* Start Task inputs *
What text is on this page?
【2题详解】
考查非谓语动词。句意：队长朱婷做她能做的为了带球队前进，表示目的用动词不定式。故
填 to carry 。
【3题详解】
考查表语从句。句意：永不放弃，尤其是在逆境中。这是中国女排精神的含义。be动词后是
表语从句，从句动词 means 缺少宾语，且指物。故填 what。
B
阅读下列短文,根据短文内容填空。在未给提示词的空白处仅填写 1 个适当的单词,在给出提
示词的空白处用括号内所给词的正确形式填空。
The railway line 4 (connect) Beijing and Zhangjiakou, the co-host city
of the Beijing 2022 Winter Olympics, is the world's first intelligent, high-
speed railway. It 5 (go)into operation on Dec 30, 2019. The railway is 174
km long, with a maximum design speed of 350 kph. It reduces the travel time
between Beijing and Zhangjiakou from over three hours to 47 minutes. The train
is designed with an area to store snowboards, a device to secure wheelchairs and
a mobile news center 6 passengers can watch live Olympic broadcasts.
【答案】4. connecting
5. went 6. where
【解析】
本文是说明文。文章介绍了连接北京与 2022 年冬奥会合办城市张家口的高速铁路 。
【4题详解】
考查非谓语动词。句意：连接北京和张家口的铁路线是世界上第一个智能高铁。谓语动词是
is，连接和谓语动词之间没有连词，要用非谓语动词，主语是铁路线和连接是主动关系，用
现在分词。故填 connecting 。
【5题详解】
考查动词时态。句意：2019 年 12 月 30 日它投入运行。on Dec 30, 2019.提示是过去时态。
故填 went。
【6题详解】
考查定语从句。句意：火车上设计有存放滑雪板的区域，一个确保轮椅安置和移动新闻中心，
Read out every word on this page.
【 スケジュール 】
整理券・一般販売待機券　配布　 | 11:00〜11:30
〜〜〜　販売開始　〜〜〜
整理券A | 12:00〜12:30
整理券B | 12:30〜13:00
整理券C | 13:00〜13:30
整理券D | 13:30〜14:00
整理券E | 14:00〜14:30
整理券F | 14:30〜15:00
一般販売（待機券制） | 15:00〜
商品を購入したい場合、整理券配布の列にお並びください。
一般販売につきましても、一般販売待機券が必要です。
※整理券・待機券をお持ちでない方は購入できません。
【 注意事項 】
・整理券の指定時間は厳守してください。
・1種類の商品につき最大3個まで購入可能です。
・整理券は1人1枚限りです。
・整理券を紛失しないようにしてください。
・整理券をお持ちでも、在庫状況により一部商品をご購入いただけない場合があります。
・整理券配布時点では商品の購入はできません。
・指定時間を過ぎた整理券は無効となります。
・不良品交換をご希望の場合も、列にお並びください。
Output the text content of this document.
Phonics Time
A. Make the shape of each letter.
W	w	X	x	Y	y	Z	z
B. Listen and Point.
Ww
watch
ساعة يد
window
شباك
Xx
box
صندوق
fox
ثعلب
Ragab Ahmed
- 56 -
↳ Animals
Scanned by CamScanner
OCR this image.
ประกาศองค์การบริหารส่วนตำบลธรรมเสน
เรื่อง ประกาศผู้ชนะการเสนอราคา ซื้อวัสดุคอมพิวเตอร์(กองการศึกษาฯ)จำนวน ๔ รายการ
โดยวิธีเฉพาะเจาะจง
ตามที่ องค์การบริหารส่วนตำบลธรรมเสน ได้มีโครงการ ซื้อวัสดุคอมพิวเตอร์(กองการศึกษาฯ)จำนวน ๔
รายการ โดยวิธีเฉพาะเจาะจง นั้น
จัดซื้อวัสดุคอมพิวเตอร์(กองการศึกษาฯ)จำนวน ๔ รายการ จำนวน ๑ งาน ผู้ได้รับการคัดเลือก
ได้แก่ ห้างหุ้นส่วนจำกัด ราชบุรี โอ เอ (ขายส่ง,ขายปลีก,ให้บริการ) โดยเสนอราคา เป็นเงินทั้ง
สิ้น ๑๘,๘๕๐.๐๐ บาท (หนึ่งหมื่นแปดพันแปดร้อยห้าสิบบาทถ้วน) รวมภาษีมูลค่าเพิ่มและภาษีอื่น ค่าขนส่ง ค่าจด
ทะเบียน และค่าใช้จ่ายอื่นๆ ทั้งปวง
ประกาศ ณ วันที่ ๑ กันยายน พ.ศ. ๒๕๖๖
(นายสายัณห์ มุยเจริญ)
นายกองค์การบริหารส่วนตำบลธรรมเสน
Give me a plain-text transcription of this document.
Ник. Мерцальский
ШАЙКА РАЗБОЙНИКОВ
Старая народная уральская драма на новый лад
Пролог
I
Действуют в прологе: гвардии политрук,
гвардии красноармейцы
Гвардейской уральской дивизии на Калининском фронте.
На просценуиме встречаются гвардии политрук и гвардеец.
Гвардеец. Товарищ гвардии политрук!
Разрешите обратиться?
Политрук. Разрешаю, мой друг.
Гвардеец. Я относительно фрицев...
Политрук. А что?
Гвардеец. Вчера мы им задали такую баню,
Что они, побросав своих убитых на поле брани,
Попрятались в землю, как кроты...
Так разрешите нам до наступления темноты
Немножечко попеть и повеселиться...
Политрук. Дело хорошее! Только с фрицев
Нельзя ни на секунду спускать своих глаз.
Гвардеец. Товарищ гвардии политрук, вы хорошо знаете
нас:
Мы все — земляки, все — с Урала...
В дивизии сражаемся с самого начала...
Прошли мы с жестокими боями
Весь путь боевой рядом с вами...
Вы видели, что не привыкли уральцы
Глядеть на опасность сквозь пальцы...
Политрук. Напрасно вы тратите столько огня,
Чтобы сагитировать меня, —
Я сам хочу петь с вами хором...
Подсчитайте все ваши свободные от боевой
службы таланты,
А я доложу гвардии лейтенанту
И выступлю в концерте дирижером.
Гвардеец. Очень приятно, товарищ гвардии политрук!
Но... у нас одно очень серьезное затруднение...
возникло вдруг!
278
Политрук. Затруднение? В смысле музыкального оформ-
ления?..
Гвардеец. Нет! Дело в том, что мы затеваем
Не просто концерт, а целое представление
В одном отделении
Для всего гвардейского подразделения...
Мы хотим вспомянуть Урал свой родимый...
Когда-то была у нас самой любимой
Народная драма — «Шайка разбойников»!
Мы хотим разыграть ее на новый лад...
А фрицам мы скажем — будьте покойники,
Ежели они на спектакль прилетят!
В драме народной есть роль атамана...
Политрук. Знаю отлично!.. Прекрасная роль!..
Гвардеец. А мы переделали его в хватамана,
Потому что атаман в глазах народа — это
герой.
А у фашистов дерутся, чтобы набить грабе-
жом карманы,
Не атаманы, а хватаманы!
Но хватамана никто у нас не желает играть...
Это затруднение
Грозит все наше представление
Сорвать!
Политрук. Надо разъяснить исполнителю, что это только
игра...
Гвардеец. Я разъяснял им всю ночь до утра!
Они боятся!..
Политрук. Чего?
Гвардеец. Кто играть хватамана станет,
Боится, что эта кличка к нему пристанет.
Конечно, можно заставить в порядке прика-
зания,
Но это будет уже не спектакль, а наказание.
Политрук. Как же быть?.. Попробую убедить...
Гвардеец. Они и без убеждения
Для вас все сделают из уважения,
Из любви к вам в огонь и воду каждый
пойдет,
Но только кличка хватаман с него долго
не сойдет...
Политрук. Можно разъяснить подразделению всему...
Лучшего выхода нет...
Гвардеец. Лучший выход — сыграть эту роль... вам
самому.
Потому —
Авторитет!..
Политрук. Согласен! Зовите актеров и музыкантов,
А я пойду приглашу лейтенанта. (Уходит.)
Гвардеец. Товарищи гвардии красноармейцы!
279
* End Task inputs *
Exercise objective
Repeat the material from above exactly, word for word.

Output for this task
What text is on this page?
【2题详解】
考查非谓语动词。句意：队长朱婷做她能做的为了带球队前进，表示目的用动词不定式。故
填 to carry 。
【3题详解】
考查表语从句。句意：永不放弃，尤其是在逆境中。这是中国女排精神的含义。be动词后是
表语从句，从句动词 means 缺少宾语，且指物。故填 what。
B
阅读下列短文,根据短文内容填空。在未给提示词的空白处仅填写 1 个适当的单词,在给出提
示词的空白处用括号内所给词的正确形式填空。
The railway line 4 (connect) Beijing and Zhangjiakou, the co-host city
of the Beijing 2022 Winter Olympics, is the world's first intelligent, high-
speed railway. It 5 (go)into operation on Dec 30, 2019. The railway is 174
km long, with a maximum design speed of 350 kph. It reduces the travel time
between Beijing and Zhangjiakou from over three hours to 47 minutes. The train
is designed with an area to store snowboards, a device to secure wheelchairs and
a mobile news center 6 passengers can watch live Olympic broadcasts.
【答案】4. connecting
5. went 6. where
【解析】
本文是说明文。文章介绍了连接北京与 2022 年冬奥会合办城市张家口的高速铁路 。
【4题详解】
考查非谓语动词。句意：连接北京和张家口的铁路线是世界上第一个智能高铁。谓语动词是
is，连接和谓语动词之间没有连词，要用非谓语动词，主语是铁路线和连接是主动关系，用
现在分词。故填 connecting 。
【5题详解】
考查动词时态。句意：2019 年 12 月 30 日它投入运行。on Dec 30, 2019.提示是过去时态。
故填 went。
【6题详解】
考查定语从句。句意：火车上设计有存放滑雪板的区域，一个确保轮椅安置和移动新闻中心，
Read out every word on this page.
【 スケジュール 】
整理券・一般販売待機券　配布　 | 11:00〜11:30
〜〜〜　販売開始　〜〜〜
整理券A | 12:00〜12:30
整理券B | 12:30〜13:00
整理券C | 13:00〜13:30
整理券D | 13:30〜14:00
整理券E | 14:00〜14:30
整理券F | 14:30〜15:00
一般販売（待機券制） | 15:00〜
商品を購入したい場合、整理券配布の列にお並びください。
一般販売につきましても、一般販売待機券が必要です。
※整理券・待機券をお持ちでない方は購入できません。
【 注意事項 】
・整理券の指定時間は厳守してください。
・1種類の商品につき最大3個まで購入可能です。
・整理券は1人1枚限りです。
・整理券を紛失しないようにしてください。
・整理券をお持ちでも、在庫状況により一部商品をご購入いただけない場合があります。
・整理券配布時点では商品の購入はできません。
・指定時間を過ぎた整理券は無効となります。
・不良品交換をご希望の場合も、列にお並びください。
Output the text content of this document.
Phonics Time
A. Make the shape of each letter.
W	w	X	x	Y	y	Z	z
B. Listen and Point.
Ww
watch
ساعة يد
window
شباك
Xx
box
صندوق
fox
ثعلب
Ragab Ahmed
- 56 -
↳ Animals
Scanned by CamScanner
OCR this image.
ประกาศองค์การบริหารส่วนตำบลธรรมเสน
เรื่อง ประกาศผู้ชนะการเสนอราคา ซื้อวัสดุคอมพิวเตอร์(กองการศึกษาฯ)จำนวน ๔ รายการ
โดยวิธีเฉพาะเจาะจง
ตามที่ องค์การบริหารส่วนตำบลธรรมเสน ได้มีโครงการ ซื้อวัสดุคอมพิวเตอร์(กองการศึกษาฯ)จำนวน ๔
รายการ โดยวิธีเฉพาะเจาะจง นั้น
จัดซื้อวัสดุคอมพิวเตอร์(กองการศึกษาฯ)จำนวน ๔ รายการ จำนวน ๑ งาน ผู้ได้รับการคัดเลือก
ได้แก่ ห้างหุ้นส่วนจำกัด ราชบุรี โอ เอ (ขายส่ง,ขายปลีก,ให้บริการ) โดยเสนอราคา เป็นเงินทั้ง
สิ้น ๑๘,๘๕๐.๐๐ บาท (หนึ่งหมื่นแปดพันแปดร้อยห้าสิบบาทถ้วน) รวมภาษีมูลค่าเพิ่มและภาษีอื่น ค่าขนส่ง ค่าจด
ทะเบียน และค่าใช้จ่ายอื่นๆ ทั้งปวง
ประกาศ ณ วันที่ ๑ กันยายน พ.ศ. ๒๕๖๖
(นายสายัณห์ มุยเจริญ)
นายกองค์การบริหารส่วนตำบลธรรมเสน
Give me a plain-text transcription of this document.
Ник. Мерцальский
ШАЙКА РАЗБОЙНИКОВ
Старая народная уральская драма на новый лад
Пролог
I
Действуют в прологе: гвардии политрук,
гвардии красноармейцы
Гвардейской уральской дивизии на Калининском фронте.
На просценуиме встречаются гвардии политрук и гвардеец.
Гвардеец. Товарищ гвардии политрук!
Разрешите обратиться?
Политрук. Разрешаю, мой друг.
Гвардеец. Я относительно фрицев...
Политрук. А что?
Гвардеец. Вчера мы им задали такую баню,
Что они, побросав своих убитых на поле брани,
Попрятались в землю, как кроты...
Так разрешите нам до наступления темноты
Немножечко попеть и повеселиться...
Политрук. Дело хорошее! Только с фрицев
Нельзя ни на секунду спускать своих глаз.
Гвардеец. Товарищ гвардии политрук, вы хорошо знаете
нас:
Мы все — земляки, все — с Урала...
В дивизии сражаемся с самого начала...
Прошли мы с жестокими боями
Весь путь боевой рядом с вами...
Вы видели, что не привыкли уральцы
Глядеть на опасность сквозь пальцы...
Политрук. Напрасно вы тратите столько огня,
Чтобы сагитировать меня, —
Я сам хочу петь с вами хором...
Подсчитайте все ваши свободные от боевой
службы таланты,
А я доложу гвардии лейтенанту
И выступлю в концерте дирижером.
Гвардеец. Очень приятно, товарищ гвардии политрук!
Но... у нас одно очень серьезное затруднение...
возникло вдруг!
278
Политрук. Затруднение? В смысле музыкального оформ-
ления?..
Гвардеец. Нет! Дело в том, что мы затеваем
Не просто концерт, а целое представление
В одном отделении
Для всего гвардейского подразделения...
Мы хотим вспомянуть Урал свой родимый...
Когда-то была у нас самой любимой
Народная драма — «Шайка разбойников»!
Мы хотим разыграть ее на новый лад...
А фрицам мы скажем — будьте покойники,
Ежели они на спектакль прилетят!
В драме народной есть роль атамана...
Политрук. Знаю отлично!.. Прекрасная роль!..
Гвардеец. А мы переделали его в хватамана,
Потому что атаман в глазах народа — это
герой.
А у фашистов дерутся, чтобы набить грабе-
жом карманы,
Не атаманы, а хватаманы!
Но хватамана никто у нас не желает играть...
Это затруднение
Грозит все наше представление
Сорвать!
Политрук. Надо разъяснить исполнителю, что это только
игра...
Гвардеец. Я разъяснял им всю ночь до утра!
Они боятся!..
Политрук. Чего?
Гвардеец. Кто играть хватамана станет,
Боится, что эта кличка к нему пристанет.
Конечно, можно заставить в порядке прика-
зания,
Но это будет уже не спектакль, а наказание.
Политрук. Как же быть?.. Попробую убедить...
Гвардеец. Они и без убеждения
Для вас все сделают из уважения,
Из любви к вам в огонь и воду каждый
пойдет,
Но только кличка хватаман с него долго
не сойдет...
Политрук. Можно разъяснить подразделению всему...
Лучшего выхода нет...
Гвардеец. Лучший выход — сыграть эту роль... вам
самому.
Потому —
Авторитет!..
Политрук. Согласен! Зовите актеров и музыкантов,
А я пойду приглашу лейтенанта. (Уходит.)
Гвардеец. Товарищи гвардии красноармейцы!
279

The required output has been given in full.